» **Directions**: Could you print all the entries exactly?

» **Source records**:
-=-=-=-=-

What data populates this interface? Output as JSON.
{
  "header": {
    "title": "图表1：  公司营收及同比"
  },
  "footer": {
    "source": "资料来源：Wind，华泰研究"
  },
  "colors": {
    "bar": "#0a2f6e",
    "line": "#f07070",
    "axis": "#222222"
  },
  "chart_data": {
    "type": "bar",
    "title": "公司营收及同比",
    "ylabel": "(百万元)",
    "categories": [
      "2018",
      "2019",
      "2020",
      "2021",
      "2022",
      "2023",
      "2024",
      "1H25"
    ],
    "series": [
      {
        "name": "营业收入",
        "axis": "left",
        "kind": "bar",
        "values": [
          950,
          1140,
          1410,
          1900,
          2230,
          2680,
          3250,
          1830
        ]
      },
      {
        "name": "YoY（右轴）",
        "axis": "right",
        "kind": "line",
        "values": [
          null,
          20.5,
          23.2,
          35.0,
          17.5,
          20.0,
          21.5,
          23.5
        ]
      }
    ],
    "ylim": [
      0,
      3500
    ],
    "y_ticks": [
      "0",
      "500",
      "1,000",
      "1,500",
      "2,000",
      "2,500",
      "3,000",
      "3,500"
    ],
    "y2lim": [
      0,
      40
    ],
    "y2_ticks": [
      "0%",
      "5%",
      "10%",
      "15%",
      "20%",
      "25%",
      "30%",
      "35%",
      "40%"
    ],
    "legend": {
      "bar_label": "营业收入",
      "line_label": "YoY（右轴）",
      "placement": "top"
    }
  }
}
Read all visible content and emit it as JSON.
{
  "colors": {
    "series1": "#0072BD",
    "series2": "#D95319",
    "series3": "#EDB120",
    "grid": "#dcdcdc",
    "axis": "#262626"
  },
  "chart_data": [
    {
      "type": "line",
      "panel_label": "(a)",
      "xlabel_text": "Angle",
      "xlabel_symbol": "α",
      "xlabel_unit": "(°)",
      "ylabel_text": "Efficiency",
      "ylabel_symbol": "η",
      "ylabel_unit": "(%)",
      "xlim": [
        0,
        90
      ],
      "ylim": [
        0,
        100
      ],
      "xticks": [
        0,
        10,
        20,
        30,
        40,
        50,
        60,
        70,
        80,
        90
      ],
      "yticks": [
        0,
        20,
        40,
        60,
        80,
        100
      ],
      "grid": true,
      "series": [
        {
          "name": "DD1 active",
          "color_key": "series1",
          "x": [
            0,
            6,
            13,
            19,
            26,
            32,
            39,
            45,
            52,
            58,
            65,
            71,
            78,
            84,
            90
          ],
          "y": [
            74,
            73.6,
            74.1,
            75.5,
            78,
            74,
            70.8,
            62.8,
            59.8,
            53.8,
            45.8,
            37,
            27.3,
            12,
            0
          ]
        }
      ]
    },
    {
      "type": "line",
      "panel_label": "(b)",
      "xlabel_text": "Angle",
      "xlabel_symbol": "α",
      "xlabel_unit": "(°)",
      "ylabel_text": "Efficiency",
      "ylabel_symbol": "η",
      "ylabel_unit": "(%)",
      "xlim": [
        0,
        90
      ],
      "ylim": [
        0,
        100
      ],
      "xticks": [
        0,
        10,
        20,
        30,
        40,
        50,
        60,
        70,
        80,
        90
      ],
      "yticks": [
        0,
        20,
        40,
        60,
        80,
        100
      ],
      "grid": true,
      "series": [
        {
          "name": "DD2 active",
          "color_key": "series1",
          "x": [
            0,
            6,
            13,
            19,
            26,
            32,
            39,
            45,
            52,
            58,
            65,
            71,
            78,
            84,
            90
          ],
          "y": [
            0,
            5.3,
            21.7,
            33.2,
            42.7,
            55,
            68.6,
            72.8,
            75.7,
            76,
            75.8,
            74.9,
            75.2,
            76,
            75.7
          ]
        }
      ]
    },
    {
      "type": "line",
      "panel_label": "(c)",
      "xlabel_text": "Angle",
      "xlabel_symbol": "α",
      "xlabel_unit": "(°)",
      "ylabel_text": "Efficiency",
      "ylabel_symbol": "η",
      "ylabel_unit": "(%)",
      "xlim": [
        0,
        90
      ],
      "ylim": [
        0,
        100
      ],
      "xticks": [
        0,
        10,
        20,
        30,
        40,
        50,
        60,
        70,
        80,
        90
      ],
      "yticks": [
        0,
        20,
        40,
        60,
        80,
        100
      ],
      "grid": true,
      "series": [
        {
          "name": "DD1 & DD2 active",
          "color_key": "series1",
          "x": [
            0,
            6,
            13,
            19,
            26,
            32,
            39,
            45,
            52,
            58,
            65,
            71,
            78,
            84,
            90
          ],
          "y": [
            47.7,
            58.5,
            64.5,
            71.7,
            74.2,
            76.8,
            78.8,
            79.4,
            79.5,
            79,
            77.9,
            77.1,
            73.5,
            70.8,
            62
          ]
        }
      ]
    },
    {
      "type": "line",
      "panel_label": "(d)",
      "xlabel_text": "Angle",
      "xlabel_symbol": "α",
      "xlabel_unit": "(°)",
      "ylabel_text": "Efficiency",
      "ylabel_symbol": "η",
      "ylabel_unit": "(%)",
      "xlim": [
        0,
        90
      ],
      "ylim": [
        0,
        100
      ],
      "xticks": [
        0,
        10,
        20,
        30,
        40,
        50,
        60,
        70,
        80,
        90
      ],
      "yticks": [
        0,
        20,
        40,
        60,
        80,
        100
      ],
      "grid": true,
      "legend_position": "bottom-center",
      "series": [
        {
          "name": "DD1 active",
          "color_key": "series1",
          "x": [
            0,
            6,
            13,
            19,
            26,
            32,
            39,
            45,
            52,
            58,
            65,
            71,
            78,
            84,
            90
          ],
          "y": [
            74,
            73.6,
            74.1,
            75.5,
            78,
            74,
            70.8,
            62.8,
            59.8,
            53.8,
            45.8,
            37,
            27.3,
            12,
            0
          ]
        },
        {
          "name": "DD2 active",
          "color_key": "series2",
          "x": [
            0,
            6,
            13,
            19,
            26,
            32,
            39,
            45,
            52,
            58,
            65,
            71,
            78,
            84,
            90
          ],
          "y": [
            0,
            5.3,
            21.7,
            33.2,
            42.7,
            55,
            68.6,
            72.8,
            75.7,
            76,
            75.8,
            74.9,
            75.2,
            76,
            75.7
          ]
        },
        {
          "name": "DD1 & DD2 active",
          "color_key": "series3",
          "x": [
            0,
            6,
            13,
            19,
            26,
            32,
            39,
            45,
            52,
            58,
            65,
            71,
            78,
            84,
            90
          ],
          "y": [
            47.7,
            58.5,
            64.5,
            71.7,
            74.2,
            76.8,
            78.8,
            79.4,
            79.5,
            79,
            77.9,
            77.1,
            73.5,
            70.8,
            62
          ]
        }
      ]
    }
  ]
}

-=-=-=-=-

» **Problem solution**:
What data populates this interface? Output as JSON.
{
  "header": {
    "title": "图表1：  公司营收及同比"
  },
  "footer": {
    "source": "资料来源：Wind，华泰研究"
  },
  "colors": {
    "bar": "#0a2f6e",
    "line": "#f07070",
    "axis": "#222222"
  },
  "chart_data": {
    "type": "bar",
    "title": "公司营收及同比",
    "ylabel": "(百万元)",
    "categories": [
      "2018",
      "2019",
      "2020",
      "2021",
      "2022",
      "2023",
      "2024",
      "1H25"
    ],
    "series": [
      {
        "name": "营业收入",
        "axis": "left",
        "kind": "bar",
        "values": [
          950,
          1140,
          1410,
          1900,
          2230,
          2680,
          3250,
          1830
        ]
      },
      {
        "name": "YoY（右轴）",
        "axis": "right",
        "kind": "line",
        "values": [
          null,
          20.5,
          23.2,
          35.0,
          17.5,
          20.0,
          21.5,
          23.5
        ]
      }
    ],
    "ylim": [
      0,
      3500
    ],
    "y_ticks": [
      "0",
      "500",
      "1,000",
      "1,500",
      "2,000",
      "2,500",
      "3,000",
      "3,500"
    ],
    "y2lim": [
      0,
      40
    ],
    "y2_ticks": [
      "0%",
      "5%",
      "10%",
      "15%",
      "20%",
      "25%",
      "30%",
      "35%",
      "40%"
    ],
    "legend": {
      "bar_label": "营业收入",
      "line_label": "YoY（右轴）",
      "placement": "top"
    }
  }
}
Read all visible content and emit it as JSON.
{
  "colors": {
    "series1": "#0072BD",
    "series2": "#D95319",
    "series3": "#EDB120",
    "grid": "#dcdcdc",
    "axis": "#262626"
  },
  "chart_data": [
    {
      "type": "line",
      "panel_label": "(a)",
      "xlabel_text": "Angle",
      "xlabel_symbol": "α",
      "xlabel_unit": "(°)",
      "ylabel_text": "Efficiency",
      "ylabel_symbol": "η",
      "ylabel_unit": "(%)",
      "xlim": [
        0,
        90
      ],
      "ylim": [
        0,
        100
      ],
      "xticks": [
        0,
        10,
        20,
        30,
        40,
        50,
        60,
        70,
        80,
        90
      ],
      "yticks": [
        0,
        20,
        40,
        60,
        80,
        100
      ],
      "grid": true,
      "series": [
        {
          "name": "DD1 active",
          "color_key": "series1",
          "x": [
            0,
            6,
            13,
            19,
            26,
            32,
            39,
            45,
            52,
            58,
            65,
            71,
            78,
            84,
            90
          ],
          "y": [
            74,
            73.6,
            74.1,
            75.5,
            78,
            74,
            70.8,
            62.8,
            59.8,
            53.8,
            45.8,
            37,
            27.3,
            12,
            0
          ]
        }
      ]
    },
    {
      "type": "line",
      "panel_label": "(b)",
      "xlabel_text": "Angle",
      "xlabel_symbol": "α",
      "xlabel_unit": "(°)",
      "ylabel_text": "Efficiency",
      "ylabel_symbol": "η",
      "ylabel_unit": "(%)",
      "xlim": [
        0,
        90
      ],
      "ylim": [
        0,
        100
      ],
      "xticks": [
        0,
        10,
        20,
        30,
        40,
        50,
        60,
        70,
        80,
        90
      ],
      "yticks": [
        0,
        20,
        40,
        60,
        80,
        100
      ],
      "grid": true,
      "series": [
        {
          "name": "DD2 active",
          "color_key": "series1",
          "x": [
            0,
            6,
            13,
            19,
            26,
            32,
            39,
            45,
            52,
            58,
            65,
            71,
            78,
            84,
            90
          ],
          "y": [
            0,
            5.3,
            21.7,
            33.2,
            42.7,
            55,
            68.6,
            72.8,
            75.7,
            76,
            75.8,
            74.9,
            75.2,
            76,
            75.7
          ]
        }
      ]
    },
    {
      "type": "line",
      "panel_label": "(c)",
      "xlabel_text": "Angle",
      "xlabel_symbol": "α",
      "xlabel_unit": "(°)",
      "ylabel_text": "Efficiency",
      "ylabel_symbol": "η",
      "ylabel_unit": "(%)",
      "xlim": [
        0,
        90
      ],
      "ylim": [
        0,
        100
      ],
      "xticks": [
        0,
        10,
        20,
        30,
        40,
        50,
        60,
        70,
        80,
        90
      ],
      "yticks": [
        0,
        20,
        40,
        60,
        80,
        100
      ],
      "grid": true,
      "series": [
        {
          "name": "DD1 & DD2 active",
          "color_key": "series1",
          "x": [
            0,
            6,
            13,
            19,
            26,
            32,
            39,
            45,
            52,
            58,
            65,
            71,
            78,
            84,
            90
          ],
          "y": [
            47.7,
            58.5,
            64.5,
            71.7,
            74.2,
            76.8,
            78.8,
            79.4,
            79.5,
            79,
            77.9,
            77.1,
            73.5,
            70.8,
            62
          ]
        }
      ]
    },
    {
      "type": "line",
      "panel_label": "(d)",
      "xlabel_text": "Angle",
      "xlabel_symbol": "α",
      "xlabel_unit": "(°)",
      "ylabel_text": "Efficiency",
      "ylabel_symbol": "η",
      "ylabel_unit": "(%)",
      "xlim": [
        0,
        90
      ],
      "ylim": [
        0,
        100
      ],
      "xticks": [
        0,
        10,
        20,
        30,
        40,
        50,
        60,
        70,
        80,
        90
      ],
      "yticks": [
        0,
        20,
        40,
        60,
        80,
        100
      ],
      "grid": true,
      "legend_position": "bottom-center",
      "series": [
        {
          "name": "DD1 active",
          "color_key": "series1",
          "x": [
            0,
            6,
            13,
            19,
            26,
            32,
            39,
            45,
            52,
            58,
            65,
            71,
            78,
            84,
            90
          ],
          "y": [
            74,
            73.6,
            74.1,
            75.5,
            78,
            74,
            70.8,
            62.8,
            59.8,
            53.8,
            45.8,
            37,
            27.3,
            12,
            0
          ]
        },
        {
          "name": "DD2 active",
          "color_key": "series2",
          "x": [
            0,
            6,
            13,
            19,
            26,
            32,
            39,
            45,
            52,
            58,
            65,
            71,
            78,
            84,
            90
          ],
          "y": [
            0,
            5.3,
            21.7,
            33.2,
            42.7,
            55,
            68.6,
            72.8,
            75.7,
            76,
            75.8,
            74.9,
            75.2,
            76,
            75.7
          ]
        },
        {
          "name": "DD1 & DD2 active",
          "color_key": "series3",
          "x": [
            0,
            6,
            13,
            19,
            26,
            32,
            39,
            45,
            52,
            58,
            65,
            71,
            78,
            84,
            90
          ],
          "y": [
            47.7,
            58.5,
            64.5,
            71.7,
            74.2,
            76.8,
            78.8,
            79.4,
            79.5,
            79,
            77.9,
            77.1,
            73.5,
            70.8,
            62
          ]
        }
      ]
    }
  ]
}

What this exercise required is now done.